## TASK INSTRUCTIONS
Each line containing the word "around" should be found and copied.

--- Begin ---

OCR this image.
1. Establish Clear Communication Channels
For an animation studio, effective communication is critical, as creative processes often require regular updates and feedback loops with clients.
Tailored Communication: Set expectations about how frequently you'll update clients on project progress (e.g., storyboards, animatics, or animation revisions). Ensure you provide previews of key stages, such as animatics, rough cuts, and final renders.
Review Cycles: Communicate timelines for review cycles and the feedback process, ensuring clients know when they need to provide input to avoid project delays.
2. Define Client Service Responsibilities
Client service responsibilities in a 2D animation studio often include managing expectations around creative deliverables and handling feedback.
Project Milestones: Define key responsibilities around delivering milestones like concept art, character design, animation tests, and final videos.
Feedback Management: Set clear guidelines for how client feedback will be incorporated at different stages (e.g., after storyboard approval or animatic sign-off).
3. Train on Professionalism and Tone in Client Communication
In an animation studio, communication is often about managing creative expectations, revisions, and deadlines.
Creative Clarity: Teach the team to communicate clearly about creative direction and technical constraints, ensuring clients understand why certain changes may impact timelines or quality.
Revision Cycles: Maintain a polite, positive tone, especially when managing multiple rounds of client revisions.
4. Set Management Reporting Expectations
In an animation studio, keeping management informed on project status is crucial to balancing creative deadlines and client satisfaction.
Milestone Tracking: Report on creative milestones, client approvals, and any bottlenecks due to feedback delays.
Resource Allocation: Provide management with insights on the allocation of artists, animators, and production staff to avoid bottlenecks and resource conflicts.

--- End ---
--- Begin ---

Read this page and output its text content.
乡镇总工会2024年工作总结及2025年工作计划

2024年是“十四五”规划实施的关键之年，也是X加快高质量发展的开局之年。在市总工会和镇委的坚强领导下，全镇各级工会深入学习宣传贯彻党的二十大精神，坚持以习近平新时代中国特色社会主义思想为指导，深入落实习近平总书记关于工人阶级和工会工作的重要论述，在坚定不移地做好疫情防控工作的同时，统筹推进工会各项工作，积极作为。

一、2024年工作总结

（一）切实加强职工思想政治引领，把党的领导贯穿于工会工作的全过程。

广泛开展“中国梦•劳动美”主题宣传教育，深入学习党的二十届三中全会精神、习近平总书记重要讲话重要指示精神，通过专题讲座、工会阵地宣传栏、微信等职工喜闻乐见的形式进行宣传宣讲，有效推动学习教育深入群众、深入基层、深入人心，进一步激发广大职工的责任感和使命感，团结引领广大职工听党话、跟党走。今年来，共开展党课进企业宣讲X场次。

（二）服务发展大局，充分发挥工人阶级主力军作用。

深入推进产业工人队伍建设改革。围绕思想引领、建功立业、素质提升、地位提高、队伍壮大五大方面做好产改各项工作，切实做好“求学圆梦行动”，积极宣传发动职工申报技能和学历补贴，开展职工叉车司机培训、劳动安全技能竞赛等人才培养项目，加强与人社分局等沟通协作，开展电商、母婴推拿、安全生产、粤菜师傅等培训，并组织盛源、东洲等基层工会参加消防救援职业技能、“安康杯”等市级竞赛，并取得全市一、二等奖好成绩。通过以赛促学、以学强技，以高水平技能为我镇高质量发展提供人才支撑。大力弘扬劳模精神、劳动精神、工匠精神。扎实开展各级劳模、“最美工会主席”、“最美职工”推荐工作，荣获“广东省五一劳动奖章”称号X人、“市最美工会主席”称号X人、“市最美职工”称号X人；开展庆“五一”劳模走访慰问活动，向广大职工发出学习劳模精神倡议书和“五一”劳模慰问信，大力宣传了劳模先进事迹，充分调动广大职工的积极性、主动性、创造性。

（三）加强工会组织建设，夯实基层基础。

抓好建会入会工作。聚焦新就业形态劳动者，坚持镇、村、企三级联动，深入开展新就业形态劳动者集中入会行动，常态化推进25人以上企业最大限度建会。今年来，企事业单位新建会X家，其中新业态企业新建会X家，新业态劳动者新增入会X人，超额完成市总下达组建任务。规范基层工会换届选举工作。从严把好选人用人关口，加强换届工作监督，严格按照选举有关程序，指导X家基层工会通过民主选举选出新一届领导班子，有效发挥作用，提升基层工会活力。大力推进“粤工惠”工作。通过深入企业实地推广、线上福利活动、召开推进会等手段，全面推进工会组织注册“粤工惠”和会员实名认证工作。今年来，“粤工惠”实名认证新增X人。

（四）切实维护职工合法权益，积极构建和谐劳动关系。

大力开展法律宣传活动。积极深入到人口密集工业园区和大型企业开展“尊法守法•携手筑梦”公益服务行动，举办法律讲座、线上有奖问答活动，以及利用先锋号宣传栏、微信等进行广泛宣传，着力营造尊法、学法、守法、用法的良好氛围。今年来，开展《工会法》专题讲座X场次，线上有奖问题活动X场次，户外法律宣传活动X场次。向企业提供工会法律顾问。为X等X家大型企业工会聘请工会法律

--- End ---

## FULL ANSWER
Client service responsibilities in a 2D animation studio often include managing expectations around creative deliverables and handling feedback.
Project Milestones: Define key responsibilities around delivering milestones like concept art, character design, animation tests, and final videos.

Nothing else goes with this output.